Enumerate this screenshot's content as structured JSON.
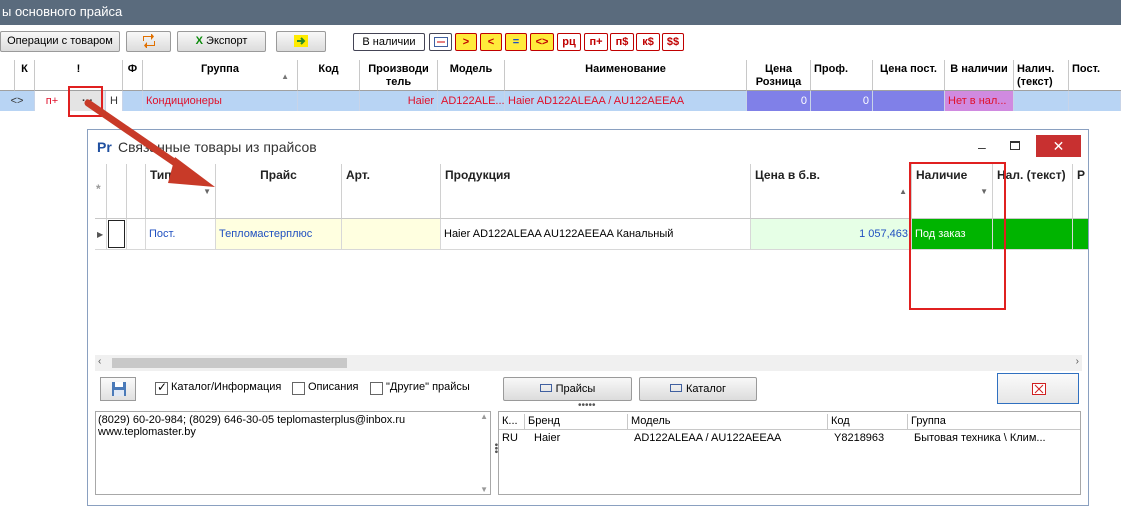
{
  "window": {
    "title": "ы основного прайса"
  },
  "toolbar": {
    "ops_label": "Операции с товаром",
    "export_label": "Экспорт",
    "in_stock_label": "В наличии",
    "filters": [
      ">",
      "<",
      "=",
      "<>",
      "рц",
      "п+",
      "п$",
      "к$",
      "$$"
    ]
  },
  "main_grid": {
    "headers": {
      "k": "К",
      "excl": "!",
      "f": "Ф",
      "group": "Группа",
      "code": "Код",
      "producer": "Производи тель",
      "model": "Модель",
      "name": "Наименование",
      "price_retail": "Цена Розница",
      "prof": "Проф.",
      "price_post": "Цена пост.",
      "in_stock": "В наличии",
      "in_stock_text": "Налич. (текст)",
      "post": "Пост."
    },
    "row": {
      "sym": "<>",
      "flag": "п+",
      "dots": "···",
      "h": "Н",
      "group": "Кондиционеры",
      "producer": "Haier",
      "model": "AD122ALE...",
      "name": "Haier AD122ALEAA / AU122AEEAA",
      "price_retail": "0",
      "prof": "0",
      "in_stock": "Нет в нал..."
    }
  },
  "dialog": {
    "title": "Связанные товары из прайсов",
    "title_icon": "Pr",
    "headers": {
      "star": "*",
      "type": "Тип",
      "price": "Прайс",
      "art": "Арт.",
      "product": "Продукция",
      "price_bv": "Цена в б.в.",
      "availability": "Наличие",
      "avail_text": "Нал. (текст)",
      "more": "Р"
    },
    "row": {
      "type": "Пост.",
      "price": "Тепломастерплюс",
      "product": "Haier AD122ALEAA AU122AEEAA Канальный",
      "price_bv": "1 057,463",
      "availability": "Под заказ"
    },
    "checks": [
      {
        "label": "Каталог/Информация",
        "checked": true
      },
      {
        "label": "Описания",
        "checked": false
      },
      {
        "label": "\"Другие\" прайсы",
        "checked": false
      }
    ],
    "btn_prices": "Прайсы",
    "btn_catalog": "Каталог",
    "contact_lines": [
      "(8029) 60-20-984; (8029) 646-30-05 teplomasterplus@inbox.ru",
      "www.teplomaster.by"
    ],
    "bottom_grid": {
      "headers": [
        "К...",
        "Бренд",
        "Модель",
        "Код",
        "Группа"
      ],
      "row": [
        "RU",
        "Haier",
        "AD122ALEAA / AU122AEEAA",
        "Y8218963",
        "Бытовая техника \\ Клим..."
      ]
    }
  },
  "colors": {
    "accent_red": "#c00000",
    "row_select": "#b8d4f4",
    "avail_green": "#00b400",
    "price_bv_bg": "#e6ffe6"
  }
}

= Objective =
Pick out every line above that holds the word "Haier" and copy it.

= Reply =
      "producer": "Haier",
      "name": "Haier AD122ALEAA / AU122AEEAA",
      "product": "Haier AD122ALEAA AU122AEEAA Канальный",
        "Haier",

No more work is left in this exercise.